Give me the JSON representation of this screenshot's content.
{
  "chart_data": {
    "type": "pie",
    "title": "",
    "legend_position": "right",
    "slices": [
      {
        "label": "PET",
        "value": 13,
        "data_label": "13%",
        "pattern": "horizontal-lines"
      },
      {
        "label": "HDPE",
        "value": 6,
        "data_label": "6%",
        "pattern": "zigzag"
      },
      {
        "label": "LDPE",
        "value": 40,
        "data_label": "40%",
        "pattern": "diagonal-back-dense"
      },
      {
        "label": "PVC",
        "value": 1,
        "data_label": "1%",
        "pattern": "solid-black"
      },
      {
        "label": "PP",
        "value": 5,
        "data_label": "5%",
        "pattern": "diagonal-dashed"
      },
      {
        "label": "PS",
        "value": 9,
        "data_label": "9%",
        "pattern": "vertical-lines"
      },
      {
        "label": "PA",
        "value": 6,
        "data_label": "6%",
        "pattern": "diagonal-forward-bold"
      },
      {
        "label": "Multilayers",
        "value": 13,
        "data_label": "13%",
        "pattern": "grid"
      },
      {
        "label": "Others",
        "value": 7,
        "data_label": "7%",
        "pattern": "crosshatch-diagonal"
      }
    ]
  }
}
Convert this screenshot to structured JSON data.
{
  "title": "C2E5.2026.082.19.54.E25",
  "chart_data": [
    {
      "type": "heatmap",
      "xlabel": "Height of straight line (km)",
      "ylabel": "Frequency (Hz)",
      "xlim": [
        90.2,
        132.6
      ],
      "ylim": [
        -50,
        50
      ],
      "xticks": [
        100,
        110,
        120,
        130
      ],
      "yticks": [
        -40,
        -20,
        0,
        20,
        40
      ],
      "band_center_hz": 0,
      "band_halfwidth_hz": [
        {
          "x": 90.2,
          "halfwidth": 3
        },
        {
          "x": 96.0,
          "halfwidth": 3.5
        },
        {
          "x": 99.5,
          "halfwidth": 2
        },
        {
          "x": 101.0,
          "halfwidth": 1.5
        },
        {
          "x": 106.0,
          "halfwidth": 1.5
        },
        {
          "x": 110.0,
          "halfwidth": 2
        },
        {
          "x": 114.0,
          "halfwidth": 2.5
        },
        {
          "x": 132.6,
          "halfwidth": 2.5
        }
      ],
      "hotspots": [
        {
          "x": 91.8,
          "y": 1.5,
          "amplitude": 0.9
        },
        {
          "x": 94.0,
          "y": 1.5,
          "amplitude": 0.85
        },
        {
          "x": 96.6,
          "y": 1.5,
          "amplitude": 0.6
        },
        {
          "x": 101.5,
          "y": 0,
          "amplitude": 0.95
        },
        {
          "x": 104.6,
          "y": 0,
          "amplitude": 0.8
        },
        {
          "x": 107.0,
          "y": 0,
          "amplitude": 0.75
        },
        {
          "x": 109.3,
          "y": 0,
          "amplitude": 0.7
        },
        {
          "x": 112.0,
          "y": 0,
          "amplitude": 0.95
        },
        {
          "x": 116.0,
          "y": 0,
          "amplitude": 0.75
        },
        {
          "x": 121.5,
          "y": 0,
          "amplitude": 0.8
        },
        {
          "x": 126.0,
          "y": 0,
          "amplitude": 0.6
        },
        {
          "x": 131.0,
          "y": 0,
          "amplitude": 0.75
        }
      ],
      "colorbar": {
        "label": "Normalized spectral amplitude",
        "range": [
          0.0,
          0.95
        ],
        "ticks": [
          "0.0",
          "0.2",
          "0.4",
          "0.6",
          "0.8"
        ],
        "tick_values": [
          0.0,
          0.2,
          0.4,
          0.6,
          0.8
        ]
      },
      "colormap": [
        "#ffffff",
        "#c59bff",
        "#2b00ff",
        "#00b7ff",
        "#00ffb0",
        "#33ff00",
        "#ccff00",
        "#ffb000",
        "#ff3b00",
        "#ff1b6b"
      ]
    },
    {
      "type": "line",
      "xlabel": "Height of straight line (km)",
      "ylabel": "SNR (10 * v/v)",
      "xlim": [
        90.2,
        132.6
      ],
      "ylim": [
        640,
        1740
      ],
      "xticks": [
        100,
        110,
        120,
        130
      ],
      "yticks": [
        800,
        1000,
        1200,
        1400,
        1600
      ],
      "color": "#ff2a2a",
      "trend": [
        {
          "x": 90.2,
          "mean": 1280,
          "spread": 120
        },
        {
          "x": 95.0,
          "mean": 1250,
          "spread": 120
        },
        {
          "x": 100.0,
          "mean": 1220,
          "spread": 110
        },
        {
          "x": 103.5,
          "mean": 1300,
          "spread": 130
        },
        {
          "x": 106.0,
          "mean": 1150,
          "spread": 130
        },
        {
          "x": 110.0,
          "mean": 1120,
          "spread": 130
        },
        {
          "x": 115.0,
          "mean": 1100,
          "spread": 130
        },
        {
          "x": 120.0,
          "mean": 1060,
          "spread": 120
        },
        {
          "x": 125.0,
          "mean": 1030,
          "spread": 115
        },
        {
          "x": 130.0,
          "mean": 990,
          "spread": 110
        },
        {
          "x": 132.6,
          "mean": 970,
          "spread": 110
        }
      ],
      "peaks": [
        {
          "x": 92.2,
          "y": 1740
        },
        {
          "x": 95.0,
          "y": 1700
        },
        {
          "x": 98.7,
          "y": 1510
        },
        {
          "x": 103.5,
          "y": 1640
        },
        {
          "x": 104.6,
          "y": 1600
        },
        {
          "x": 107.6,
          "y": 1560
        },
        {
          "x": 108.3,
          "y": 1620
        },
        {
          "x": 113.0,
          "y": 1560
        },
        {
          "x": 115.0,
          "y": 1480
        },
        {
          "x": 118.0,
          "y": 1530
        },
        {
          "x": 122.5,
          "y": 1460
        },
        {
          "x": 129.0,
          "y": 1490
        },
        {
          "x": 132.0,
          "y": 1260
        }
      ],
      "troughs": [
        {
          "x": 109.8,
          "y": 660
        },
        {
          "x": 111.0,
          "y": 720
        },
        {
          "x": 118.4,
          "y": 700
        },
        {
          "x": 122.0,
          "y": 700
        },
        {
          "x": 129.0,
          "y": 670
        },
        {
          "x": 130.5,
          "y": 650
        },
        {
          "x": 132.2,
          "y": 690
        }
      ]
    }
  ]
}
################
§ **PROBLEM DETAILS**
Copy every line of the listing where the word "ylabel" appears.

§ **PROBLEM SOLUTION**
      "ylabel": "Frequency (Hz)",
      "ylabel": "SNR (10 * v/v)",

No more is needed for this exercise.